What needs to be done:
Write the data below out exactly as it stands. Do not include the pictures.

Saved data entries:
--- Start ---

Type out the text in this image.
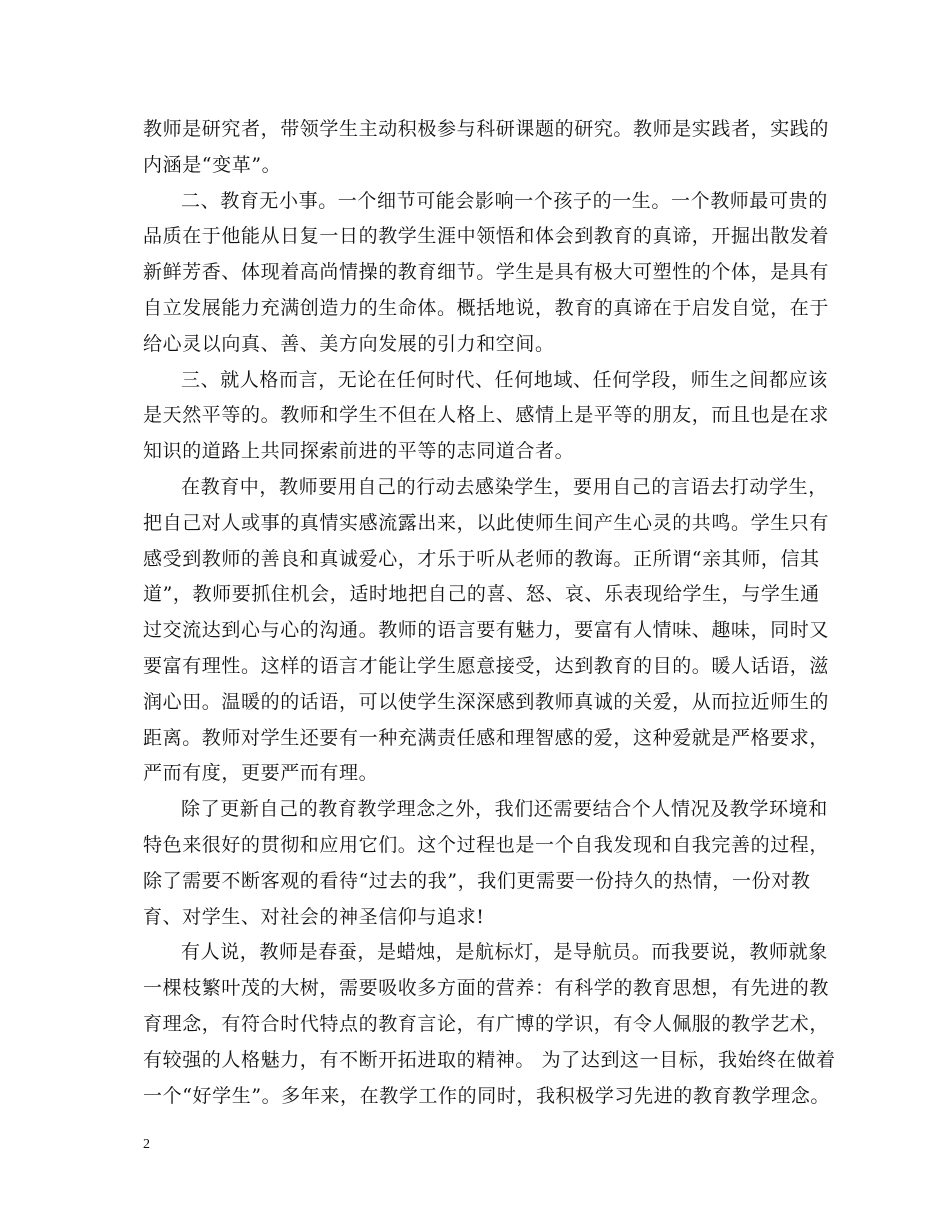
教师是研究者，带领学生主动积极参与科研课题的研究。教师是实践者，实践的
内涵是“变革”。
二、教育无小事。一个细节可能会影响一个孩子的一生。一个教师最可贵的
品质在于他能从日复一日的教学生涯中领悟和体会到教育的真谛，开掘出散发着
新鲜芳香、体现着高尚情操的教育细节。学生是具有极大可塑性的个体，是具有
自立发展能力充满创造力的生命体。概括地说，教育的真谛在于启发自觉，在于
给心灵以向真、善、美方向发展的引力和空间。
三、就人格而言，无论在任何时代、任何地域、任何学段，师生之间都应该
是天然平等的。教师和学生不但在人格上、感情上是平等的朋友，而且也是在求
知识的道路上共同探索前进的平等的志同道合者。
在教育中，教师要用自己的行动去感染学生，要用自己的言语去打动学生，
把自己对人或事的真情实感流露出来，以此使师生间产生心灵的共鸣。学生只有
感受到教师的善良和真诚爱心，才乐于听从老师的教诲。正所谓“亲其师，信其
道”，教师要抓住机会，适时地把自己的喜、怒、哀、乐表现给学生，与学生通
过交流达到心与心的沟通。教师的语言要有魅力，要富有人情味、趣味，同时又
要富有理性。这样的语言才能让学生愿意接受，达到教育的目的。暖人话语，滋
润心田。温暖的的话语，可以使学生深深感到教师真诚的关爱，从而拉近师生的
距离。教师对学生还要有一种充满责任感和理智感的爱，这种爱就是严格要求，
严而有度，更要严而有理。
除了更新自己的教育教学理念之外，我们还需要结合个人情况及教学环境和
特色来很好的贯彻和应用它们。这个过程也是一个自我发现和自我完善的过程，
除了需要不断客观的看待“过去的我”，我们更需要一份持久的热情，一份对教
育、对学生、对社会的神圣信仰与追求!
有人说，教师是春蚕，是蜡烛，是航标灯，是导航员。而我要说，教师就象
一棵枝繁叶茂的大树，需要吸收多方面的营养：有科学的教育思想，有先进的教
育理念，有符合时代特点的教育言论，有广博的学识，有令人佩服的教学艺术，
有较强的人格魅力，有不断开拓进取的精神。 为了达到这一目标，我始终在做着
一个“好学生”。多年来，在教学工作的同时，我积极学习先进的教育教学理念。
2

--- End ---

Task response:
Type out the text in this image.
教师是研究者，带领学生主动积极参与科研课题的研究。教师是实践者，实践的
内涵是“变革”。
二、教育无小事。一个细节可能会影响一个孩子的一生。一个教师最可贵的
品质在于他能从日复一日的教学生涯中领悟和体会到教育的真谛，开掘出散发着
新鲜芳香、体现着高尚情操的教育细节。学生是具有极大可塑性的个体，是具有
自立发展能力充满创造力的生命体。概括地说，教育的真谛在于启发自觉，在于
给心灵以向真、善、美方向发展的引力和空间。
三、就人格而言，无论在任何时代、任何地域、任何学段，师生之间都应该
是天然平等的。教师和学生不但在人格上、感情上是平等的朋友，而且也是在求
知识的道路上共同探索前进的平等的志同道合者。
在教育中，教师要用自己的行动去感染学生，要用自己的言语去打动学生，
把自己对人或事的真情实感流露出来，以此使师生间产生心灵的共鸣。学生只有
感受到教师的善良和真诚爱心，才乐于听从老师的教诲。正所谓“亲其师，信其
道”，教师要抓住机会，适时地把自己的喜、怒、哀、乐表现给学生，与学生通
过交流达到心与心的沟通。教师的语言要有魅力，要富有人情味、趣味，同时又
要富有理性。这样的语言才能让学生愿意接受，达到教育的目的。暖人话语，滋
润心田。温暖的的话语，可以使学生深深感到教师真诚的关爱，从而拉近师生的
距离。教师对学生还要有一种充满责任感和理智感的爱，这种爱就是严格要求，
严而有度，更要严而有理。
除了更新自己的教育教学理念之外，我们还需要结合个人情况及教学环境和
特色来很好的贯彻和应用它们。这个过程也是一个自我发现和自我完善的过程，
除了需要不断客观的看待“过去的我”，我们更需要一份持久的热情，一份对教
育、对学生、对社会的神圣信仰与追求!
有人说，教师是春蚕，是蜡烛，是航标灯，是导航员。而我要说，教师就象
一棵枝繁叶茂的大树，需要吸收多方面的营养：有科学的教育思想，有先进的教
育理念，有符合时代特点的教育言论，有广博的学识，有令人佩服的教学艺术，
有较强的人格魅力，有不断开拓进取的精神。 为了达到这一目标，我始终在做着
一个“好学生”。多年来，在教学工作的同时，我积极学习先进的教育教学理念。
2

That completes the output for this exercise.